Page extract —
——

Mandeep Raikhy on the spaces that his choreographic creation Queen-size has occupied across India in resistance against criminalization of queer intimacies.

I made Queen-size in order to take it OUT.

Out of theatres that charge you a bomb. Outside of the proscenium space only a few access. Outside of the festival circuit. Outside of the metropolitan cities. Out, to the people, in various contexts. To students, to people who don’t watch theatre – to where dance can get some air and encounter life again.

This second photograph shows the set for a ‘Queen-size’ show in Artsphere, Pune. The performance is yet to begin. In the centre of a dim but warmly lit small hall is a charpoy on and around which the dancers (Lalit Khatana and Parinay Mehra) will perform. There are plastic chairs placed all around the charpoy. They are mostly empty, with only two or three people seated on the right side of the hall shrouded in darkness. The centre of the performance space is lit up with the white roping of the charpoy standing out under a unique light piece created by Jonathan O’ Hear – electric bulbs suspended in lantern glasses half filled with water, each of these 40-50 light sets strung on to points on a square-shaped bamboo grid (like in a tic-tac-toe game) hanging from the ceiling. During the performance, the grid will occasionally move to the creaking of the charpoy and intermittent brooding music by Yasuhiro Moringa; it will be stationary when the dancers perform in silence. The doorway to the hall in the background is lit up with a light source outside. Photo credit: Kavi Datt.

——

Listing —
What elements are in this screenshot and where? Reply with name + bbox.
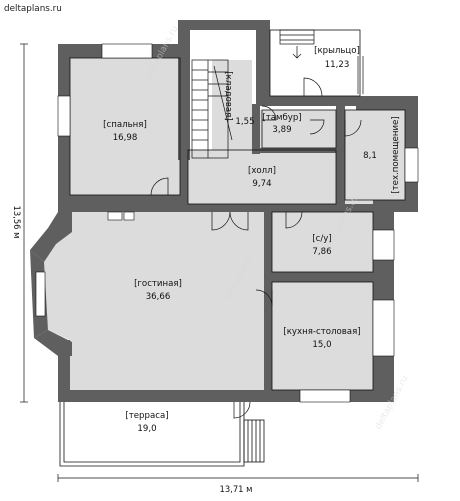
window-bay-left xyxy=(35,271,46,317)
window-vent-b xyxy=(123,211,135,221)
wall-storage-right xyxy=(252,104,260,154)
living-area: 36,66 xyxy=(146,292,171,302)
living-name: [гостиная] xyxy=(134,279,182,289)
bedroom-area: 16,98 xyxy=(113,133,138,143)
wall-hall-bottom xyxy=(184,204,374,212)
hall-outline xyxy=(187,149,337,205)
tech-floor xyxy=(345,110,405,205)
porch-steps xyxy=(279,29,364,94)
storage-area: 1,55 xyxy=(235,117,254,127)
windows xyxy=(35,43,419,403)
door-terrace xyxy=(233,401,251,419)
storage-name: [кладовая] xyxy=(223,71,233,120)
wall-tech-top xyxy=(356,96,418,110)
wall-left-lower xyxy=(58,340,70,402)
bedroom-floor xyxy=(70,58,184,195)
hall-area: 9,74 xyxy=(252,179,271,189)
wall-porch-bottom xyxy=(256,96,366,106)
window-tech xyxy=(404,147,419,183)
wall-bedroom-bottom xyxy=(70,195,184,212)
dim-height-label: 13,56 м xyxy=(12,206,22,239)
wall-vestibule-bottom xyxy=(260,148,336,153)
hall-floor xyxy=(184,150,336,208)
stair-frame xyxy=(191,59,229,159)
bedroom-name: [спальня] xyxy=(103,120,147,130)
terrace-name: [терраса] xyxy=(125,411,168,421)
room-labels: [крыльцо] 11,23 [спальня] 16,98 [кладова… xyxy=(103,46,401,434)
dimension-lines xyxy=(20,43,419,482)
terrace-inner xyxy=(63,402,241,463)
kitchen-floor xyxy=(271,282,373,390)
bathroom-name: [с/у] xyxy=(312,234,331,244)
wall-kitchen-top xyxy=(264,272,374,282)
tech-area: 8,1 xyxy=(363,151,377,161)
door-bathroom xyxy=(285,211,303,229)
door-living-a xyxy=(211,211,231,231)
window-bedroom-left xyxy=(57,95,71,137)
door-vestibule-inner xyxy=(309,119,325,135)
vestibule-outline xyxy=(261,109,337,149)
bathroom-floor xyxy=(271,212,373,272)
door-living-b xyxy=(229,211,249,231)
porch-name: [крыльцо] xyxy=(314,46,360,56)
dim-width-label: 13,71 м xyxy=(220,484,253,494)
doors xyxy=(150,77,362,419)
bathroom-area: 7,86 xyxy=(312,247,331,257)
door-porch xyxy=(303,77,323,97)
stair-diagonal xyxy=(213,65,233,141)
wall-stairs-left xyxy=(178,20,190,160)
vestibule-name: [тамбур] xyxy=(262,113,301,123)
vestibule-area: 3,89 xyxy=(272,125,291,135)
window-bedroom-top xyxy=(101,43,153,59)
window-kitchen-bottom xyxy=(299,389,351,403)
window-bathroom xyxy=(372,229,395,261)
tech-name: [тех.помещение] xyxy=(391,116,401,193)
living-floor xyxy=(42,212,264,390)
window-kitchen-right xyxy=(372,299,395,357)
wall-bay-top xyxy=(30,212,72,262)
stair-steps xyxy=(192,69,228,141)
door-kitchen xyxy=(255,289,273,307)
terrace-steps xyxy=(243,419,265,463)
door-tech xyxy=(344,119,362,137)
wall-porch-left xyxy=(256,20,270,96)
terrace xyxy=(59,402,265,467)
kitchen-area: 15,0 xyxy=(312,340,331,350)
door-vestibule xyxy=(261,105,277,121)
porch-outline xyxy=(269,29,361,97)
wall-top-stairs xyxy=(178,20,258,30)
site-label: deltaplans.ru xyxy=(4,4,62,14)
porch-area: 11,23 xyxy=(325,60,350,70)
window-vent-a xyxy=(107,211,123,221)
entry-arrow xyxy=(292,46,302,59)
storage-floor xyxy=(212,60,252,158)
staircase xyxy=(191,59,233,159)
wall-bedroom-right xyxy=(180,150,188,212)
door-bedroom xyxy=(150,177,169,196)
hall-name: [холл] xyxy=(248,166,276,176)
wall-tech-left xyxy=(336,104,345,208)
kitchen-name: [кухня-столовая] xyxy=(283,327,360,337)
room-fills xyxy=(42,58,405,390)
wall-living-right xyxy=(264,204,272,390)
terrace-area: 19,0 xyxy=(137,424,156,434)
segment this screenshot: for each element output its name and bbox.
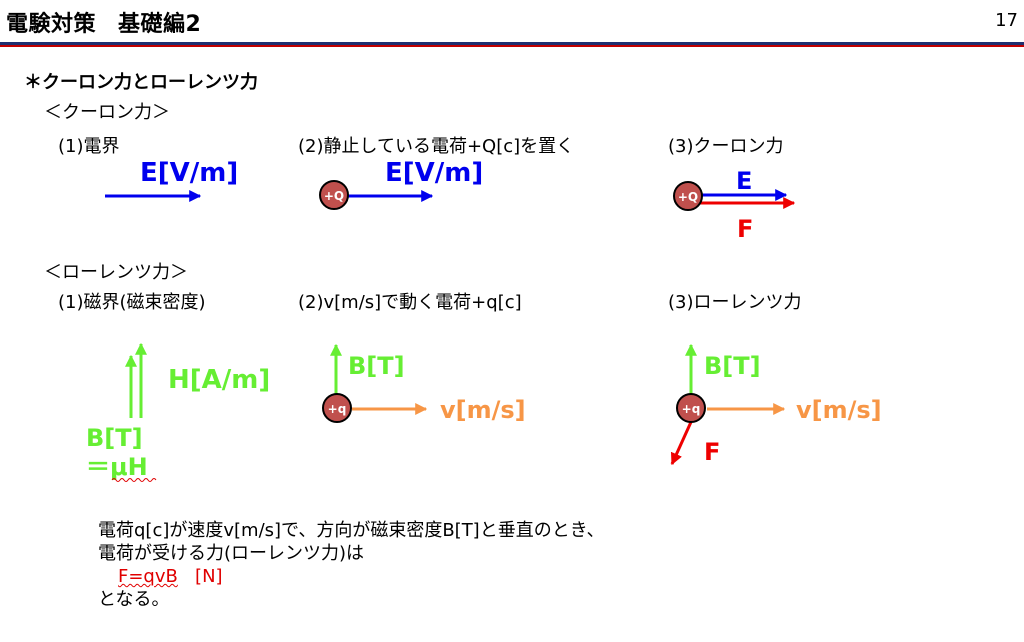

——

Brief —
Answer these questions from the page on Queen-size.
1. Who is the choreographer of Queen-size?
2. In which city is Artsphere located?
3. What piece of furniture stands in the center of the hall?
The lines play no part in what is asked here.

Exercise solution —
1. Mandeep Raikhy
2. Pune
3. A charpoy